Records from a data source
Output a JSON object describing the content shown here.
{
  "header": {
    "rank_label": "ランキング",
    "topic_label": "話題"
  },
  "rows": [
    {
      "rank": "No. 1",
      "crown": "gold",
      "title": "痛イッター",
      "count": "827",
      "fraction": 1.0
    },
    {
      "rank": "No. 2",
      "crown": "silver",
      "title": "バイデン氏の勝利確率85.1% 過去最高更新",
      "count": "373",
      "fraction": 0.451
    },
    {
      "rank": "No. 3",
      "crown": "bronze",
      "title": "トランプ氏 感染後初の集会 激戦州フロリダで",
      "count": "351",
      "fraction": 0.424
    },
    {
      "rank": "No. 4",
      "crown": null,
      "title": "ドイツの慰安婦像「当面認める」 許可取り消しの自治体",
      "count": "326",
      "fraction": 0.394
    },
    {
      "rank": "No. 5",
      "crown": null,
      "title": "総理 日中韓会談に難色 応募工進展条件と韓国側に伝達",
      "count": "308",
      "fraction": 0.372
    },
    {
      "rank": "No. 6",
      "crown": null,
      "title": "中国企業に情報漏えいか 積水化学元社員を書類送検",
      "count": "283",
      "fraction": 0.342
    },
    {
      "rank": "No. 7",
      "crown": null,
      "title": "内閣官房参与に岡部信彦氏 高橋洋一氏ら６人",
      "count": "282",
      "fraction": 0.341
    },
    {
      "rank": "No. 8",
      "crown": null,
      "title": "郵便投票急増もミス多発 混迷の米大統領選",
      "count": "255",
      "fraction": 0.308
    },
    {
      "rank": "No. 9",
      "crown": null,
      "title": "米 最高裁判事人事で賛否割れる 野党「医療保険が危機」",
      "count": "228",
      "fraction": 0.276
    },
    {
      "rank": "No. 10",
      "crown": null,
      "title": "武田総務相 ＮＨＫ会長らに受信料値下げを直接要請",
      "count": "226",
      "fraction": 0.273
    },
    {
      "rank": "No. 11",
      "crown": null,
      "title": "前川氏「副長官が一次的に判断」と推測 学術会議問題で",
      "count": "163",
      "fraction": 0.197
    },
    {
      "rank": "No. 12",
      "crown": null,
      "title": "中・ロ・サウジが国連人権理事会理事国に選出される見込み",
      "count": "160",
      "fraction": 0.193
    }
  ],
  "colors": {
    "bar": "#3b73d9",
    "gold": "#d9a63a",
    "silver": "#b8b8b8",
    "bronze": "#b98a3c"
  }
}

*WHAT YOU SHOULD DO*.
Each record above should be repeated exactly as it appears.

*EXERCISE OUTPUT*.
Output a JSON object describing the content shown here.
{
  "header": {
    "rank_label": "ランキング",
    "topic_label": "話題"
  },
  "rows": [
    {
      "rank": "No. 1",
      "crown": "gold",
      "title": "痛イッター",
      "count": "827",
      "fraction": 1.0
    },
    {
      "rank": "No. 2",
      "crown": "silver",
      "title": "バイデン氏の勝利確率85.1% 過去最高更新",
      "count": "373",
      "fraction": 0.451
    },
    {
      "rank": "No. 3",
      "crown": "bronze",
      "title": "トランプ氏 感染後初の集会 激戦州フロリダで",
      "count": "351",
      "fraction": 0.424
    },
    {
      "rank": "No. 4",
      "crown": null,
      "title": "ドイツの慰安婦像「当面認める」 許可取り消しの自治体",
      "count": "326",
      "fraction": 0.394
    },
    {
      "rank": "No. 5",
      "crown": null,
      "title": "総理 日中韓会談に難色 応募工進展条件と韓国側に伝達",
      "count": "308",
      "fraction": 0.372
    },
    {
      "rank": "No. 6",
      "crown": null,
      "title": "中国企業に情報漏えいか 積水化学元社員を書類送検",
      "count": "283",
      "fraction": 0.342
    },
    {
      "rank": "No. 7",
      "crown": null,
      "title": "内閣官房参与に岡部信彦氏 高橋洋一氏ら６人",
      "count": "282",
      "fraction": 0.341
    },
    {
      "rank": "No. 8",
      "crown": null,
      "title": "郵便投票急増もミス多発 混迷の米大統領選",
      "count": "255",
      "fraction": 0.308
    },
    {
      "rank": "No. 9",
      "crown": null,
      "title": "米 最高裁判事人事で賛否割れる 野党「医療保険が危機」",
      "count": "228",
      "fraction": 0.276
    },
    {
      "rank": "No. 10",
      "crown": null,
      "title": "武田総務相 ＮＨＫ会長らに受信料値下げを直接要請",
      "count": "226",
      "fraction": 0.273
    },
    {
      "rank": "No. 11",
      "crown": null,
      "title": "前川氏「副長官が一次的に判断」と推測 学術会議問題で",
      "count": "163",
      "fraction": 0.197
    },
    {
      "rank": "No. 12",
      "crown": null,
      "title": "中・ロ・サウジが国連人権理事会理事国に選出される見込み",
      "count": "160",
      "fraction": 0.193
    }
  ],
  "colors": {
    "bar": "#3b73d9",
    "gold": "#d9a63a",
    "silver": "#b8b8b8",
    "bronze": "#b98a3c"
  }
}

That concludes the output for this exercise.